BRIEF
Collect each line of the records containing the string "this".

--- DATA SECTION ---

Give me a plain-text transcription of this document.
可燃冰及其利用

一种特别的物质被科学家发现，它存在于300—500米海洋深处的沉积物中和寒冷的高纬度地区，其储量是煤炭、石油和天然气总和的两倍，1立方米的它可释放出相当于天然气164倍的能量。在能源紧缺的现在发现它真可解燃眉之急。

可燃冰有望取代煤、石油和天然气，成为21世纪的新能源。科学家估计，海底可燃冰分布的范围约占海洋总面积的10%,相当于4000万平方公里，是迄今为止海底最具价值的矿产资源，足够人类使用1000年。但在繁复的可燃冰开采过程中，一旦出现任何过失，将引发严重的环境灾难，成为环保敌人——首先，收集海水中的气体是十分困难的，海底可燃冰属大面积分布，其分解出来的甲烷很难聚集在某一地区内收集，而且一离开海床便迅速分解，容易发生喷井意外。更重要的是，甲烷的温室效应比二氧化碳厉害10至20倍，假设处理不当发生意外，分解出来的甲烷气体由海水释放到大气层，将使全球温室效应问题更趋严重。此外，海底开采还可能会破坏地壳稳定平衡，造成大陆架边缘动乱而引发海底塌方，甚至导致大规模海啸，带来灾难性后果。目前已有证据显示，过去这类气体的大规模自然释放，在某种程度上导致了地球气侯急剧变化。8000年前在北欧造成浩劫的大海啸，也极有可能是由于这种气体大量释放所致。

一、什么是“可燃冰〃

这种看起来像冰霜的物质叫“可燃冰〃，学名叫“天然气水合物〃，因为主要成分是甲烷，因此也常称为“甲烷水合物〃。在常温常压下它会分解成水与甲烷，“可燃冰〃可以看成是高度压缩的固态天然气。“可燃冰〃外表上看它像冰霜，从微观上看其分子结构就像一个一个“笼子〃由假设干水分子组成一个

---
--- DATA SECTION ---

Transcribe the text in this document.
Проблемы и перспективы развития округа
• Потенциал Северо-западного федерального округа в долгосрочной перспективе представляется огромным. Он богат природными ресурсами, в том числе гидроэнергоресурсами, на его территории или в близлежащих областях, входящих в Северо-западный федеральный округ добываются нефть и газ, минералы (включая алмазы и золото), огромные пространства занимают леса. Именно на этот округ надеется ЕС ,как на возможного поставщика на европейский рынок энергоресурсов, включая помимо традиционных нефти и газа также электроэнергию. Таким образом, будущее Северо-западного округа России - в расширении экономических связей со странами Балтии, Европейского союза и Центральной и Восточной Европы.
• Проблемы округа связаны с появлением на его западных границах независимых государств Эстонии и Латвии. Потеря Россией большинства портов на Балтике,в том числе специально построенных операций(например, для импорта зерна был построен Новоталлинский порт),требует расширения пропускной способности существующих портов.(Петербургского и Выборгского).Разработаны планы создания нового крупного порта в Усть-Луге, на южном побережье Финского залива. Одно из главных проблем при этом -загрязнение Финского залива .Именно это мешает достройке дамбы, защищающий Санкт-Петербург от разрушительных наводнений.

---

ANSWER TO THE TASK
Give me a plain-text transcription of this document.
Transcribe the text in this document.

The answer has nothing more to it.